• **Task requirements**
Out of the records below, copy all lines in which the word "Biology" occurs.

• **Materials provided**
Start of Block

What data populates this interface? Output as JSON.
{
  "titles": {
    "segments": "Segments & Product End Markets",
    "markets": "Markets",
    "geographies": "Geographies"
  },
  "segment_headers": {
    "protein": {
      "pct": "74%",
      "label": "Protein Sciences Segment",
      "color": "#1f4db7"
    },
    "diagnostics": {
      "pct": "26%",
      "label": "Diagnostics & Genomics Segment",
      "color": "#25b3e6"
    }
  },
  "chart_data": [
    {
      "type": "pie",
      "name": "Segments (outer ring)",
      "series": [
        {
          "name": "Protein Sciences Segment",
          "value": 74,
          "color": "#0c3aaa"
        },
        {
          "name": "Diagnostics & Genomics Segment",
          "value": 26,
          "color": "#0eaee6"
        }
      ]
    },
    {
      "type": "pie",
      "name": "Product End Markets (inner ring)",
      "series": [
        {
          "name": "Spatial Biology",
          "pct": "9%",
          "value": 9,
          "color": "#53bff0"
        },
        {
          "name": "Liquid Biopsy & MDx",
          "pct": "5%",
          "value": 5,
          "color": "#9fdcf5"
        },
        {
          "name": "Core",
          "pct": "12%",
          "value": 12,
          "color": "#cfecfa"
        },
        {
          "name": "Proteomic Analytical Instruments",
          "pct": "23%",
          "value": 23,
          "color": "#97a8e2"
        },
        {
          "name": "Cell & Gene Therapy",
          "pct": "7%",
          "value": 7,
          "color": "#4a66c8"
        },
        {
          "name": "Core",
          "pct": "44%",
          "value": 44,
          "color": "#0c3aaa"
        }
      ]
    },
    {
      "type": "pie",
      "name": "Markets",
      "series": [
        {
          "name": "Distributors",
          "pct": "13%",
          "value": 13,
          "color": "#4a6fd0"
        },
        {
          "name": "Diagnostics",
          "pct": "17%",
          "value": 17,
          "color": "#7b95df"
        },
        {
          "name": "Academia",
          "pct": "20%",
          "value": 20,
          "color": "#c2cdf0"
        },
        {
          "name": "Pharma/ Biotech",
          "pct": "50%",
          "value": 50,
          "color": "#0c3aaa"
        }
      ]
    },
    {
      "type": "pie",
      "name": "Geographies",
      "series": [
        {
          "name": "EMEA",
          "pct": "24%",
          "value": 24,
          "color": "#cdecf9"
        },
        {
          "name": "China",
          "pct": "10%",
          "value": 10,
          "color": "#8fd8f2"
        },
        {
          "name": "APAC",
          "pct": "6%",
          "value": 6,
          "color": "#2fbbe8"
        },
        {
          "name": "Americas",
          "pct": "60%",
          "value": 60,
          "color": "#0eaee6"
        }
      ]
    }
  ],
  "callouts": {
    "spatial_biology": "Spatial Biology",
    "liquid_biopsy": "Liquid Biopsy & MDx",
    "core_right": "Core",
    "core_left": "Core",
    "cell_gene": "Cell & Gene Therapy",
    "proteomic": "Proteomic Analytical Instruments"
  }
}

End of Block
Start of Block

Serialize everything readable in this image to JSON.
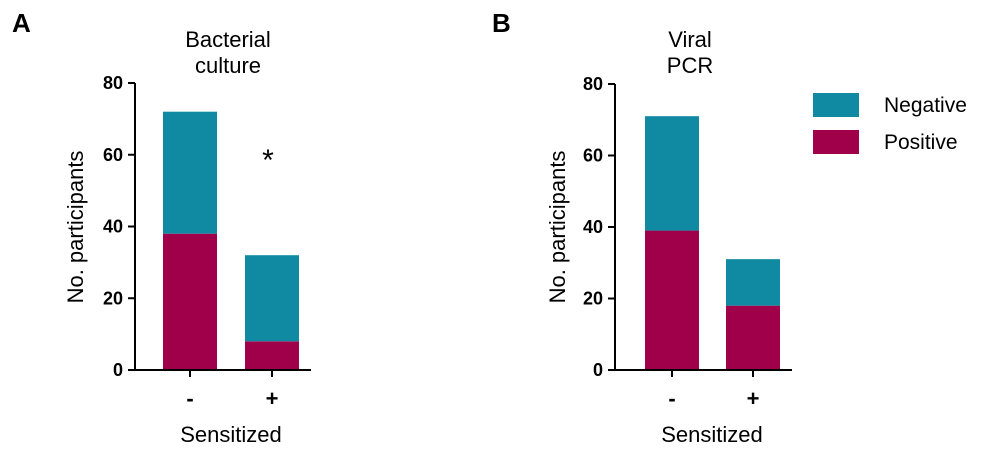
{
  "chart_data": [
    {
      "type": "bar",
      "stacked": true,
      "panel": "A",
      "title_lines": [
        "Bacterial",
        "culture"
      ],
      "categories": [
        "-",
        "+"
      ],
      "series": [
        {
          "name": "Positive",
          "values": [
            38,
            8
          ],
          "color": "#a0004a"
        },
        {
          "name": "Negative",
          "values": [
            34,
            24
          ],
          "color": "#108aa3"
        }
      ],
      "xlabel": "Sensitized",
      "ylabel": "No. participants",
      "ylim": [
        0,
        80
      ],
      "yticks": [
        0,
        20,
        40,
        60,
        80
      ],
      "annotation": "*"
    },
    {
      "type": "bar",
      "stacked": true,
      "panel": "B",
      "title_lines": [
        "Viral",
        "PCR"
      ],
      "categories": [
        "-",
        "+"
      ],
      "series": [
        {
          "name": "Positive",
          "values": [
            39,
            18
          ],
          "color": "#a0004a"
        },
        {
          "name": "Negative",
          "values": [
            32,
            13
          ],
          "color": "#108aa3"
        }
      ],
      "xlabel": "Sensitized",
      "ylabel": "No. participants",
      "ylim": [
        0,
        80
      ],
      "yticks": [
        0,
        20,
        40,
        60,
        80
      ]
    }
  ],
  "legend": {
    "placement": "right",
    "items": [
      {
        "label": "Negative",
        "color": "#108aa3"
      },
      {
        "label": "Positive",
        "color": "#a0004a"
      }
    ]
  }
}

End of Block

• **Solution to the exercise**
          "name": "Spatial Biology",
    "spatial_biology": "Spatial Biology",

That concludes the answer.